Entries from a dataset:

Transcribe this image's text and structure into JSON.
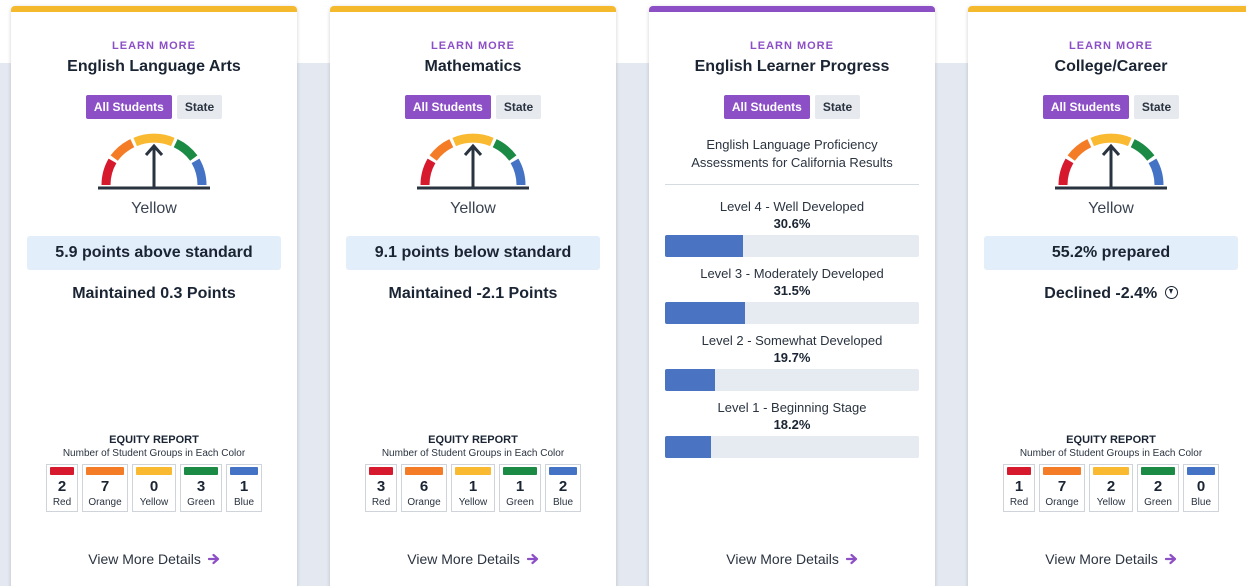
{
  "cards": [
    {
      "learn_more": "LEARN MORE",
      "title": "English Language Arts",
      "toggle": {
        "active": "All Students",
        "inactive": "State"
      },
      "color_word": "Yellow",
      "status": "5.9 points above standard",
      "change": "Maintained 0.3 Points",
      "equity": {
        "title": "EQUITY REPORT",
        "subtitle": "Number of Student Groups in Each Color",
        "items": [
          {
            "count": "2",
            "label": "Red",
            "color": "#d7192e"
          },
          {
            "count": "7",
            "label": "Orange",
            "color": "#f57c27"
          },
          {
            "count": "0",
            "label": "Yellow",
            "color": "#f9b930"
          },
          {
            "count": "3",
            "label": "Green",
            "color": "#1a8a45"
          },
          {
            "count": "1",
            "label": "Blue",
            "color": "#4472c4"
          }
        ]
      },
      "details": "View More Details"
    },
    {
      "learn_more": "LEARN MORE",
      "title": "Mathematics",
      "toggle": {
        "active": "All Students",
        "inactive": "State"
      },
      "color_word": "Yellow",
      "status": "9.1 points below standard",
      "change": "Maintained -2.1 Points",
      "equity": {
        "title": "EQUITY REPORT",
        "subtitle": "Number of Student Groups in Each Color",
        "items": [
          {
            "count": "3",
            "label": "Red",
            "color": "#d7192e"
          },
          {
            "count": "6",
            "label": "Orange",
            "color": "#f57c27"
          },
          {
            "count": "1",
            "label": "Yellow",
            "color": "#f9b930"
          },
          {
            "count": "1",
            "label": "Green",
            "color": "#1a8a45"
          },
          {
            "count": "2",
            "label": "Blue",
            "color": "#4472c4"
          }
        ]
      },
      "details": "View More Details"
    },
    {
      "learn_more": "LEARN MORE",
      "title": "English Learner Progress",
      "toggle": {
        "active": "All Students",
        "inactive": "State"
      },
      "subtitle": "English Language Proficiency Assessments for California Results",
      "levels": [
        {
          "name": "Level 4 - Well Developed",
          "pct": "30.6%",
          "value": 30.6
        },
        {
          "name": "Level 3 - Moderately Developed",
          "pct": "31.5%",
          "value": 31.5
        },
        {
          "name": "Level 2 - Somewhat Developed",
          "pct": "19.7%",
          "value": 19.7
        },
        {
          "name": "Level 1 - Beginning Stage",
          "pct": "18.2%",
          "value": 18.2
        }
      ],
      "details": "View More Details"
    },
    {
      "learn_more": "LEARN MORE",
      "title": "College/Career",
      "toggle": {
        "active": "All Students",
        "inactive": "State"
      },
      "color_word": "Yellow",
      "status": "55.2% prepared",
      "change": "Declined -2.4%",
      "equity": {
        "title": "EQUITY REPORT",
        "subtitle": "Number of Student Groups in Each Color",
        "items": [
          {
            "count": "1",
            "label": "Red",
            "color": "#d7192e"
          },
          {
            "count": "7",
            "label": "Orange",
            "color": "#f57c27"
          },
          {
            "count": "2",
            "label": "Yellow",
            "color": "#f9b930"
          },
          {
            "count": "2",
            "label": "Green",
            "color": "#1a8a45"
          },
          {
            "count": "0",
            "label": "Blue",
            "color": "#4472c4"
          }
        ]
      },
      "details": "View More Details"
    }
  ],
  "colors": {
    "accent_purple": "#8c4fc6",
    "top_border_yellow": "#f4b92c",
    "bar_blue": "#4a73c2",
    "gauge_red": "#d7192e",
    "gauge_orange": "#f57c27",
    "gauge_yellow": "#f9b930",
    "gauge_green": "#1a8a45",
    "gauge_blue": "#4472c4"
  },
  "icons": {
    "gauge": "gauge-icon",
    "arrow": "arrow-right-icon",
    "decline": "arrow-down-circle-icon"
  }
}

◆ **Given exercise**
Skip every picture and transcribe the data above exactly.

◆ **Completed task**
Transcribe this image's text and structure into JSON.
{
  "cards": [
    {
      "learn_more": "LEARN MORE",
      "title": "English Language Arts",
      "toggle": {
        "active": "All Students",
        "inactive": "State"
      },
      "color_word": "Yellow",
      "status": "5.9 points above standard",
      "change": "Maintained 0.3 Points",
      "equity": {
        "title": "EQUITY REPORT",
        "subtitle": "Number of Student Groups in Each Color",
        "items": [
          {
            "count": "2",
            "label": "Red",
            "color": "#d7192e"
          },
          {
            "count": "7",
            "label": "Orange",
            "color": "#f57c27"
          },
          {
            "count": "0",
            "label": "Yellow",
            "color": "#f9b930"
          },
          {
            "count": "3",
            "label": "Green",
            "color": "#1a8a45"
          },
          {
            "count": "1",
            "label": "Blue",
            "color": "#4472c4"
          }
        ]
      },
      "details": "View More Details"
    },
    {
      "learn_more": "LEARN MORE",
      "title": "Mathematics",
      "toggle": {
        "active": "All Students",
        "inactive": "State"
      },
      "color_word": "Yellow",
      "status": "9.1 points below standard",
      "change": "Maintained -2.1 Points",
      "equity": {
        "title": "EQUITY REPORT",
        "subtitle": "Number of Student Groups in Each Color",
        "items": [
          {
            "count": "3",
            "label": "Red",
            "color": "#d7192e"
          },
          {
            "count": "6",
            "label": "Orange",
            "color": "#f57c27"
          },
          {
            "count": "1",
            "label": "Yellow",
            "color": "#f9b930"
          },
          {
            "count": "1",
            "label": "Green",
            "color": "#1a8a45"
          },
          {
            "count": "2",
            "label": "Blue",
            "color": "#4472c4"
          }
        ]
      },
      "details": "View More Details"
    },
    {
      "learn_more": "LEARN MORE",
      "title": "English Learner Progress",
      "toggle": {
        "active": "All Students",
        "inactive": "State"
      },
      "subtitle": "English Language Proficiency Assessments for California Results",
      "levels": [
        {
          "name": "Level 4 - Well Developed",
          "pct": "30.6%",
          "value": 30.6
        },
        {
          "name": "Level 3 - Moderately Developed",
          "pct": "31.5%",
          "value": 31.5
        },
        {
          "name": "Level 2 - Somewhat Developed",
          "pct": "19.7%",
          "value": 19.7
        },
        {
          "name": "Level 1 - Beginning Stage",
          "pct": "18.2%",
          "value": 18.2
        }
      ],
      "details": "View More Details"
    },
    {
      "learn_more": "LEARN MORE",
      "title": "College/Career",
      "toggle": {
        "active": "All Students",
        "inactive": "State"
      },
      "color_word": "Yellow",
      "status": "55.2% prepared",
      "change": "Declined -2.4%",
      "equity": {
        "title": "EQUITY REPORT",
        "subtitle": "Number of Student Groups in Each Color",
        "items": [
          {
            "count": "1",
            "label": "Red",
            "color": "#d7192e"
          },
          {
            "count": "7",
            "label": "Orange",
            "color": "#f57c27"
          },
          {
            "count": "2",
            "label": "Yellow",
            "color": "#f9b930"
          },
          {
            "count": "2",
            "label": "Green",
            "color": "#1a8a45"
          },
          {
            "count": "0",
            "label": "Blue",
            "color": "#4472c4"
          }
        ]
      },
      "details": "View More Details"
    }
  ],
  "colors": {
    "accent_purple": "#8c4fc6",
    "top_border_yellow": "#f4b92c",
    "bar_blue": "#4a73c2",
    "gauge_red": "#d7192e",
    "gauge_orange": "#f57c27",
    "gauge_yellow": "#f9b930",
    "gauge_green": "#1a8a45",
    "gauge_blue": "#4472c4"
  },
  "icons": {
    "gauge": "gauge-icon",
    "arrow": "arrow-right-icon",
    "decline": "arrow-down-circle-icon"
  }
}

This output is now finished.